What the task requires:
Using the data below, determine the number of lines that include the string "seinen". Write only that number.

— start of Stored data —

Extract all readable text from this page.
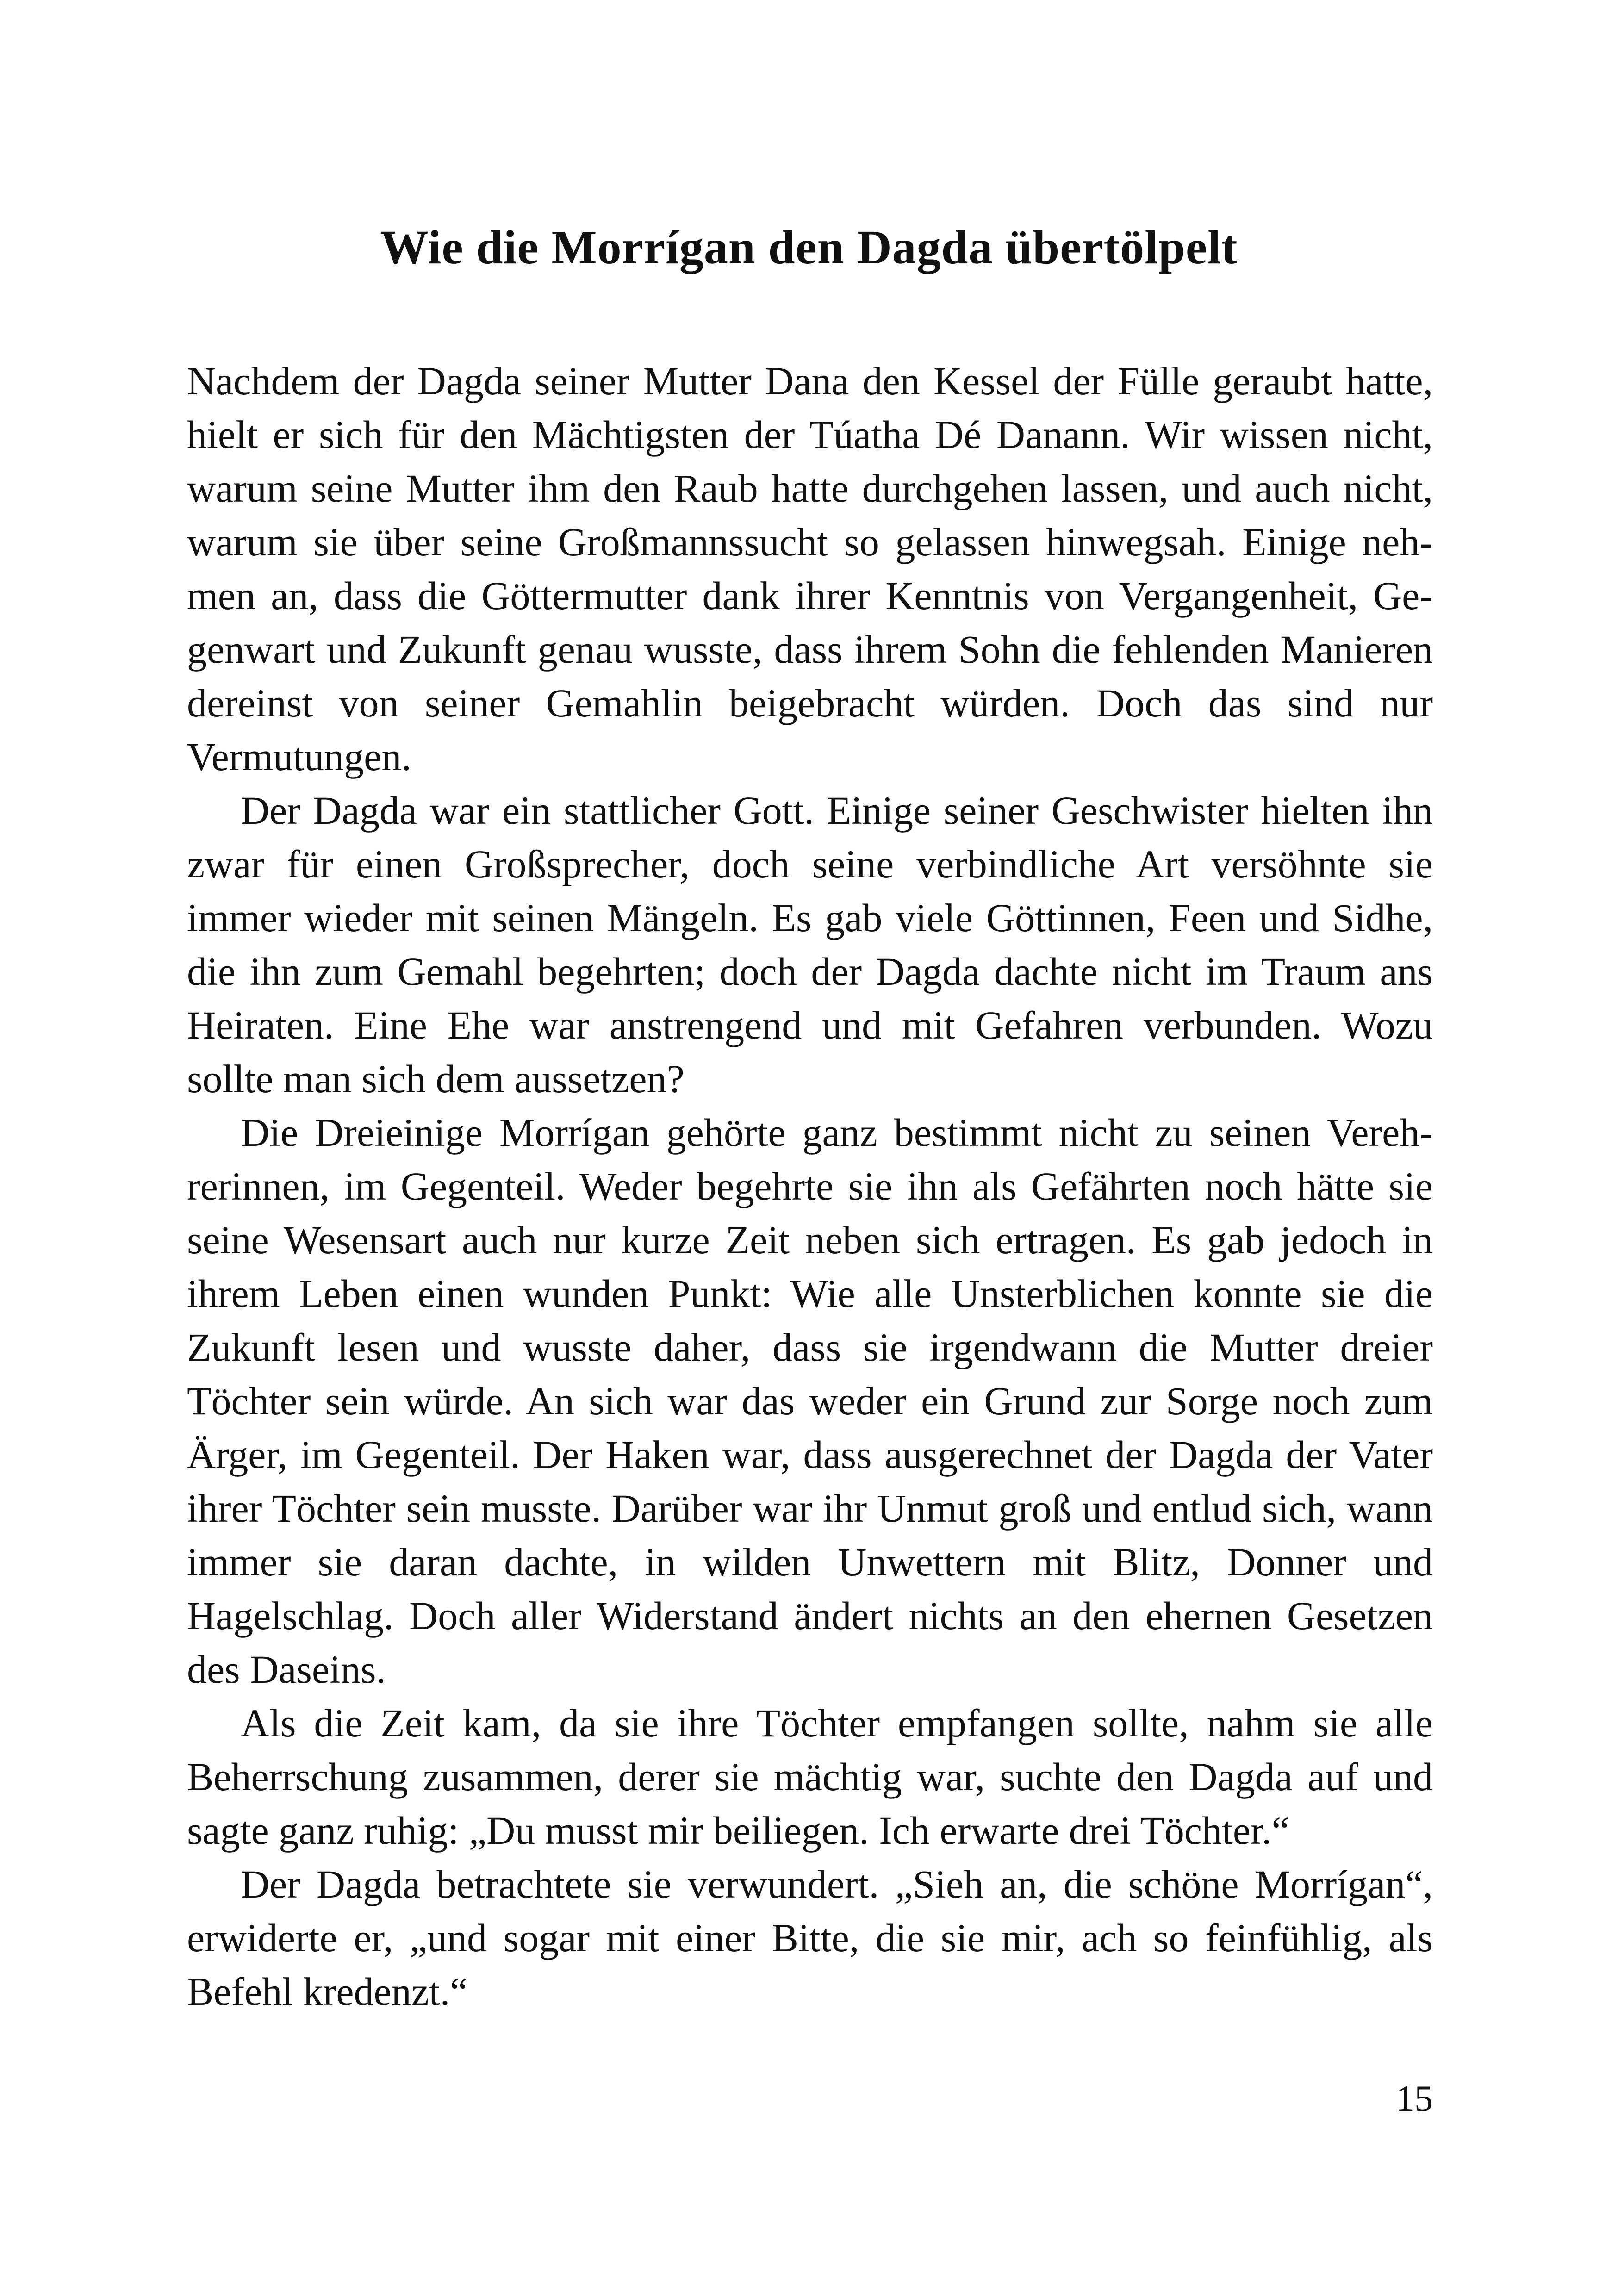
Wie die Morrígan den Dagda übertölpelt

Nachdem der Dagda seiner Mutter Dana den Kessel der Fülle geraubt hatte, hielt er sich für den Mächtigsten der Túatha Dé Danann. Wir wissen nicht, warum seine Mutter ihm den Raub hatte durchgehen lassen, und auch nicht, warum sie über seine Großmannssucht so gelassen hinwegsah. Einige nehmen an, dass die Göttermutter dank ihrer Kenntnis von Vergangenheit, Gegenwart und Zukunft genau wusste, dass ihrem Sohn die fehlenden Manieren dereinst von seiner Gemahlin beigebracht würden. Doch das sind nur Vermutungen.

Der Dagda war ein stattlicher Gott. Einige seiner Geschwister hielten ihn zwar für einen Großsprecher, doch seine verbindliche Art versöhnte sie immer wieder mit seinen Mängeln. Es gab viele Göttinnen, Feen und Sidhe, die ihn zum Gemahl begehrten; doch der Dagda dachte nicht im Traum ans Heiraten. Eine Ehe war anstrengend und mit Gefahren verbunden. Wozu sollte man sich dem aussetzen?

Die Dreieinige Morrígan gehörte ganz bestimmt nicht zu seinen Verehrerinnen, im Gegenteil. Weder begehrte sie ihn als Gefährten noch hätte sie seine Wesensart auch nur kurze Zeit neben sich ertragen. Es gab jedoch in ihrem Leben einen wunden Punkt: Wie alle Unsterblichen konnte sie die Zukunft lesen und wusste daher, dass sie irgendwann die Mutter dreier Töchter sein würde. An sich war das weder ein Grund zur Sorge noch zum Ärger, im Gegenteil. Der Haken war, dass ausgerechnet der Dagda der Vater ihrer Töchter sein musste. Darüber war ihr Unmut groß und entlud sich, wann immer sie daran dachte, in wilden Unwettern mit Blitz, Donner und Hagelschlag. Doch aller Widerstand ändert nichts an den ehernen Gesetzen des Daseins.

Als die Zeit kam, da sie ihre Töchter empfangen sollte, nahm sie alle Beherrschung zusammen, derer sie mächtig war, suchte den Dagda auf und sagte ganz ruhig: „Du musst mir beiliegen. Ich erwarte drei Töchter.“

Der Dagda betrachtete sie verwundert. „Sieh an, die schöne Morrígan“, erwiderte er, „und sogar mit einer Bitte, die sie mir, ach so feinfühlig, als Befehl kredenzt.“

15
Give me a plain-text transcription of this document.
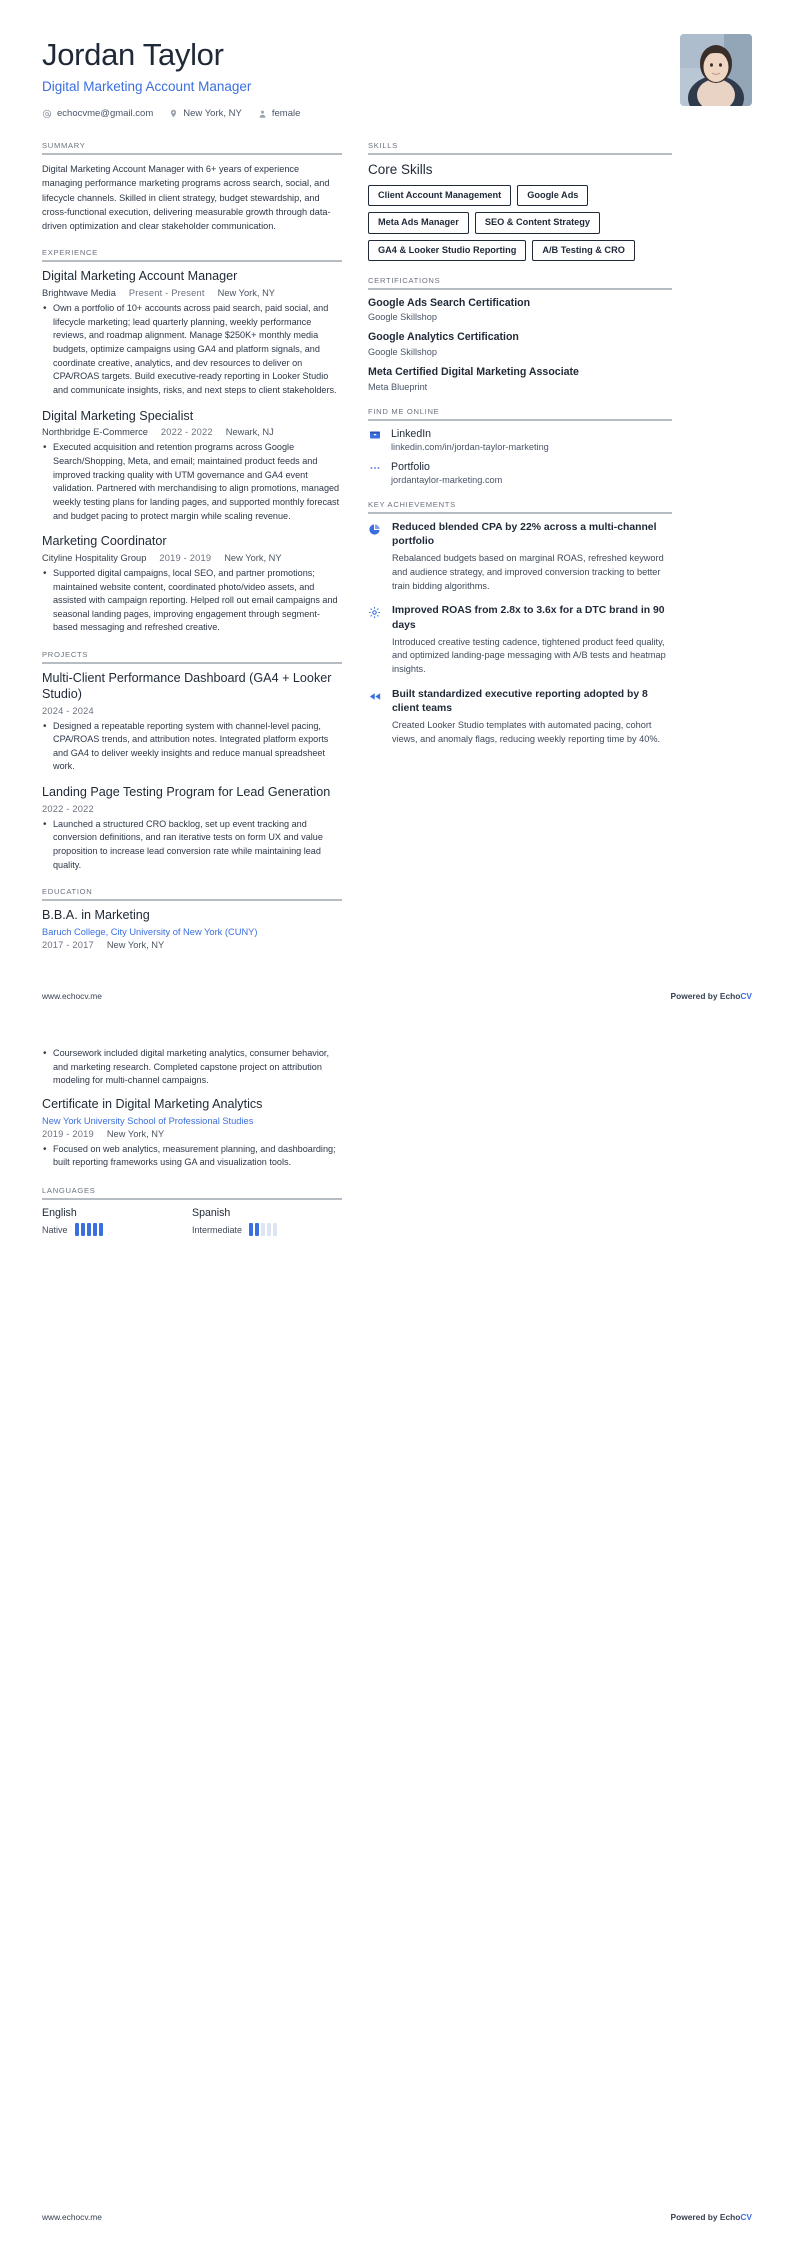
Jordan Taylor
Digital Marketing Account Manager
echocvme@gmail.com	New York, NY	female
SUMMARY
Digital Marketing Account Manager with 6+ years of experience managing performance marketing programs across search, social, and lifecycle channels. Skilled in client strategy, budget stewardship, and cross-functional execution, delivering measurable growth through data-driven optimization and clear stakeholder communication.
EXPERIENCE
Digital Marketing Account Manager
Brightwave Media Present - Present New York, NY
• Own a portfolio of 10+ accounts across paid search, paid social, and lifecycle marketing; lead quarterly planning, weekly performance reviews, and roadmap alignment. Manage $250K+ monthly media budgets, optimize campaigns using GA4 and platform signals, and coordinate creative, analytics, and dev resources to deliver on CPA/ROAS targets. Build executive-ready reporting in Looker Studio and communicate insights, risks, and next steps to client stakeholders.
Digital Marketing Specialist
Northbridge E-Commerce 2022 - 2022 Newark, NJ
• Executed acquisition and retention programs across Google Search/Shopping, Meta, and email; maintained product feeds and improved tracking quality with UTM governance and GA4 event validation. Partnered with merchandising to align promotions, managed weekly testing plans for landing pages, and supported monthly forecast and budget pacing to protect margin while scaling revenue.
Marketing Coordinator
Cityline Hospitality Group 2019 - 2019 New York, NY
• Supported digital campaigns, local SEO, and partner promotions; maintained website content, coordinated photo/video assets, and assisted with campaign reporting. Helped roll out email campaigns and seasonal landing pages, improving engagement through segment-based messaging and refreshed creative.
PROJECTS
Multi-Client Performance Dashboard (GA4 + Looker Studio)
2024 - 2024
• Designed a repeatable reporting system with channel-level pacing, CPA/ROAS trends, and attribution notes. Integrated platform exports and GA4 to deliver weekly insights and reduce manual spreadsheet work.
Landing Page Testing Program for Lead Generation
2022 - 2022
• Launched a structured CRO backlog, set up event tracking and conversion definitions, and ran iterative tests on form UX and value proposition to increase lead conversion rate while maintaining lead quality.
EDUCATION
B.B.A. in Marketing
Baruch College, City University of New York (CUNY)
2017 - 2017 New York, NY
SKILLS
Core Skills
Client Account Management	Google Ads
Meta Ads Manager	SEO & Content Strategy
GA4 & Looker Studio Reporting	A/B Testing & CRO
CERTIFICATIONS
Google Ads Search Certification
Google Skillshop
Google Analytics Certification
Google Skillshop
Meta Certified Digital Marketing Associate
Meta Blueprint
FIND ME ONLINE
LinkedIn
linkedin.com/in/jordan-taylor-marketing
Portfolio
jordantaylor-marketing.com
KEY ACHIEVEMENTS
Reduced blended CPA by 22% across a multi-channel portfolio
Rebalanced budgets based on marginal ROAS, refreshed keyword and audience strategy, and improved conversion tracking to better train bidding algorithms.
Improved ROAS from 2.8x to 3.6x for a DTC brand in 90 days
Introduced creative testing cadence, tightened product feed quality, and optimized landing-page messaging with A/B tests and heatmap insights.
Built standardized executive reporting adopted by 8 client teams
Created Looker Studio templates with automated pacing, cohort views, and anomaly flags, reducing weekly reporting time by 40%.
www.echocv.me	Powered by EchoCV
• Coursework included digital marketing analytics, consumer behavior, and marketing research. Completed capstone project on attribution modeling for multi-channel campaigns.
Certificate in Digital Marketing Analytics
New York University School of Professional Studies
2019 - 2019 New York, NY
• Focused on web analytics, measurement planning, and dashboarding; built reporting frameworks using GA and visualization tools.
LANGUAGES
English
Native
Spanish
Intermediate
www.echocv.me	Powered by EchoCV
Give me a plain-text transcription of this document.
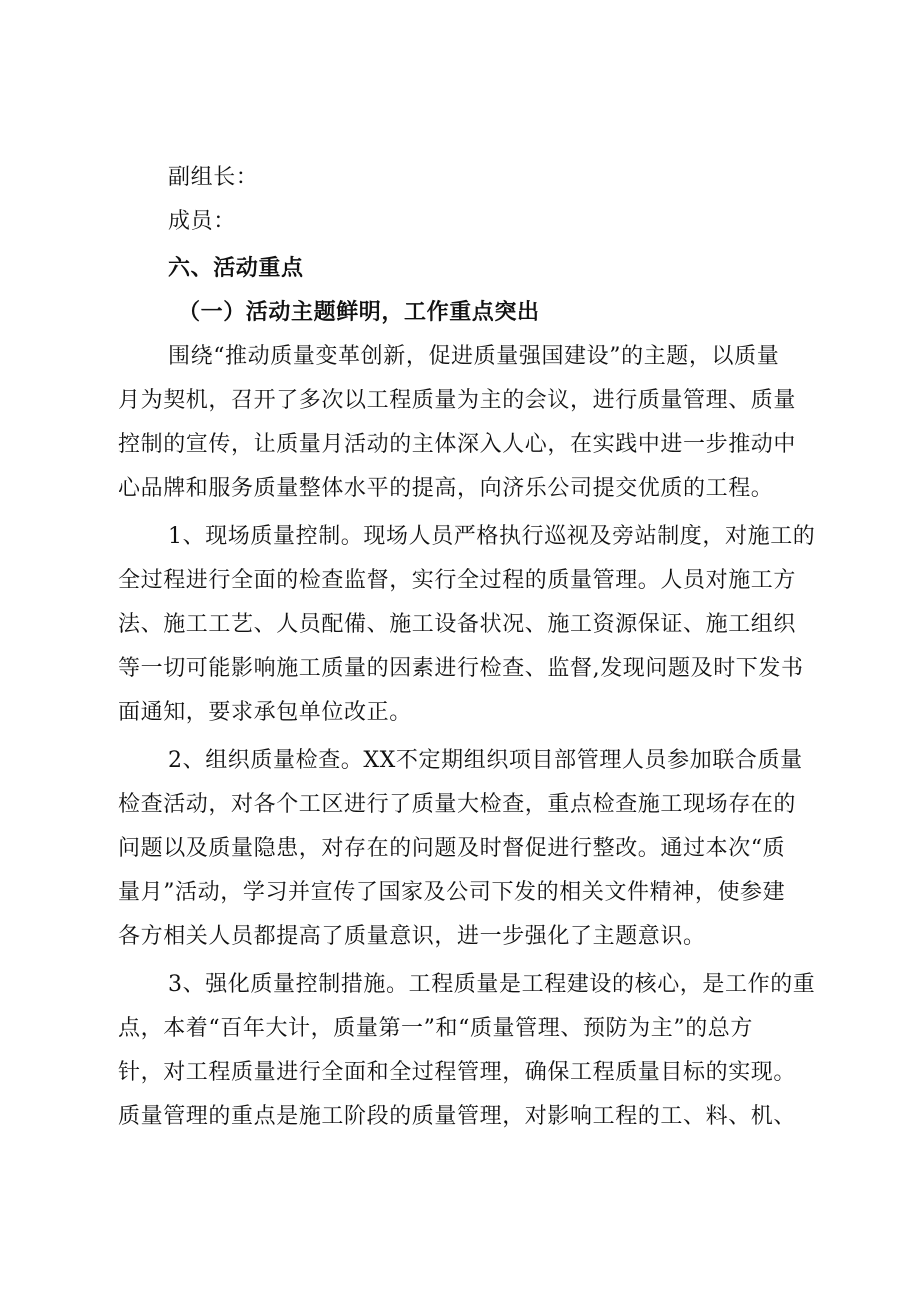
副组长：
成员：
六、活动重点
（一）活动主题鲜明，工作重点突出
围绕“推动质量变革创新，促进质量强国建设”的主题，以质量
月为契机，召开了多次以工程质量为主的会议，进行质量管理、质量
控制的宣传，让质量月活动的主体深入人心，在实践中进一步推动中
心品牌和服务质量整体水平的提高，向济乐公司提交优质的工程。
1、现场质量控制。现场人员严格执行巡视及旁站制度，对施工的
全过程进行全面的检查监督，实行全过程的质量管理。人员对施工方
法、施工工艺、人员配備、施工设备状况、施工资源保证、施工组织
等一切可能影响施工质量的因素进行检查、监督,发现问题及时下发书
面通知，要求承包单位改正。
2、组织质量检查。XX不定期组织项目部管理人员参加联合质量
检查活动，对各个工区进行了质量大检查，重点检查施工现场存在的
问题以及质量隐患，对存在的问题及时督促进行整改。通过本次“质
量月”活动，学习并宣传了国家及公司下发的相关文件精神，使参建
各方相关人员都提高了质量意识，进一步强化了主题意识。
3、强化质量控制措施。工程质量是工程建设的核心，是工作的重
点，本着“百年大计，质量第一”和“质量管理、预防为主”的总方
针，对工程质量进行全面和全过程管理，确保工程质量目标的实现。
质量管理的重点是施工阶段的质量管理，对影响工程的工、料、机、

— end of Stored data —

Solution to this problem:
2